» **EXERCISE OBJECTIVE**: Return the material below in full and exactly.

» **TASK INPUT**:
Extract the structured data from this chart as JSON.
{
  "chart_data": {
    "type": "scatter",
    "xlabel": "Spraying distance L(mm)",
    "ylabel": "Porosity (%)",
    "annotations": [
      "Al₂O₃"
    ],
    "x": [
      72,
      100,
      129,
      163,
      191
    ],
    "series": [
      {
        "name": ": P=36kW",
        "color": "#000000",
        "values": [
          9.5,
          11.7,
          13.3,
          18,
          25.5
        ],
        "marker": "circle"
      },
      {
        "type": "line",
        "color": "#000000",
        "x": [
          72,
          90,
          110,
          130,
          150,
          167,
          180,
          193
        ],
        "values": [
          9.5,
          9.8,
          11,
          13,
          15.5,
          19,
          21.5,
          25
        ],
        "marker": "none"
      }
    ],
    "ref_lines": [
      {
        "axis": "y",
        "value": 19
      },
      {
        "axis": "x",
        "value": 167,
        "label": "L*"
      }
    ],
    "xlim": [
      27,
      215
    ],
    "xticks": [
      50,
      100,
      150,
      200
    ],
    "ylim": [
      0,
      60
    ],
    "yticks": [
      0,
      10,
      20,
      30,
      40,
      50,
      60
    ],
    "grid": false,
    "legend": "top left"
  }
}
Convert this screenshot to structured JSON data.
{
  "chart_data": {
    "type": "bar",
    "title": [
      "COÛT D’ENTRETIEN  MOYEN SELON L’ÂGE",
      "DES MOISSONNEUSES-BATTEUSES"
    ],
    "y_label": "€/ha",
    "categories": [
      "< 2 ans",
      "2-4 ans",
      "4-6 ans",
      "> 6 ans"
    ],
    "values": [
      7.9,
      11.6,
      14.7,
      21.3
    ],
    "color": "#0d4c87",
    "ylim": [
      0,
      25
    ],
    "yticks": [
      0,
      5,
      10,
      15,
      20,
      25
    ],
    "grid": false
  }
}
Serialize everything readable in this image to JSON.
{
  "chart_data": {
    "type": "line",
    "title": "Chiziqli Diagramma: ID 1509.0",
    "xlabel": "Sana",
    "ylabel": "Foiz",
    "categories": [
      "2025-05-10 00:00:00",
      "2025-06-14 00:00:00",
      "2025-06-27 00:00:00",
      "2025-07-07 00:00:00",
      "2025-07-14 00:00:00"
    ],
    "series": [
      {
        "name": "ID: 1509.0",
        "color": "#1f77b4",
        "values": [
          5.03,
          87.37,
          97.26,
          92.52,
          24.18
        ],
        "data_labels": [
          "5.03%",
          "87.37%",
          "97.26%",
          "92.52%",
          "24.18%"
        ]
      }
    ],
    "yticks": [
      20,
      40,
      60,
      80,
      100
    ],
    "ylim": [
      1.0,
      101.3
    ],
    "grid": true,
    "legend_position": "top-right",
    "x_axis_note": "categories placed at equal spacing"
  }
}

» **ANSWER TO THIS TASK**:
Extract the structured data from this chart as JSON.
{
  "chart_data": {
    "type": "scatter",
    "xlabel": "Spraying distance L(mm)",
    "ylabel": "Porosity (%)",
    "annotations": [
      "Al₂O₃"
    ],
    "x": [
      72,
      100,
      129,
      163,
      191
    ],
    "series": [
      {
        "name": ": P=36kW",
        "color": "#000000",
        "values": [
          9.5,
          11.7,
          13.3,
          18,
          25.5
        ],
        "marker": "circle"
      },
      {
        "type": "line",
        "color": "#000000",
        "x": [
          72,
          90,
          110,
          130,
          150,
          167,
          180,
          193
        ],
        "values": [
          9.5,
          9.8,
          11,
          13,
          15.5,
          19,
          21.5,
          25
        ],
        "marker": "none"
      }
    ],
    "ref_lines": [
      {
        "axis": "y",
        "value": 19
      },
      {
        "axis": "x",
        "value": 167,
        "label": "L*"
      }
    ],
    "xlim": [
      27,
      215
    ],
    "xticks": [
      50,
      100,
      150,
      200
    ],
    "ylim": [
      0,
      60
    ],
    "yticks": [
      0,
      10,
      20,
      30,
      40,
      50,
      60
    ],
    "grid": false,
    "legend": "top left"
  }
}
Convert this screenshot to structured JSON data.
{
  "chart_data": {
    "type": "bar",
    "title": [
      "COÛT D’ENTRETIEN  MOYEN SELON L’ÂGE",
      "DES MOISSONNEUSES-BATTEUSES"
    ],
    "y_label": "€/ha",
    "categories": [
      "< 2 ans",
      "2-4 ans",
      "4-6 ans",
      "> 6 ans"
    ],
    "values": [
      7.9,
      11.6,
      14.7,
      21.3
    ],
    "color": "#0d4c87",
    "ylim": [
      0,
      25
    ],
    "yticks": [
      0,
      5,
      10,
      15,
      20,
      25
    ],
    "grid": false
  }
}
Serialize everything readable in this image to JSON.
{
  "chart_data": {
    "type": "line",
    "title": "Chiziqli Diagramma: ID 1509.0",
    "xlabel": "Sana",
    "ylabel": "Foiz",
    "categories": [
      "2025-05-10 00:00:00",
      "2025-06-14 00:00:00",
      "2025-06-27 00:00:00",
      "2025-07-07 00:00:00",
      "2025-07-14 00:00:00"
    ],
    "series": [
      {
        "name": "ID: 1509.0",
        "color": "#1f77b4",
        "values": [
          5.03,
          87.37,
          97.26,
          92.52,
          24.18
        ],
        "data_labels": [
          "5.03%",
          "87.37%",
          "97.26%",
          "92.52%",
          "24.18%"
        ]
      }
    ],
    "yticks": [
      20,
      40,
      60,
      80,
      100
    ],
    "ylim": [
      1.0,
      101.3
    ],
    "grid": true,
    "legend_position": "top-right",
    "x_axis_note": "categories placed at equal spacing"
  }
}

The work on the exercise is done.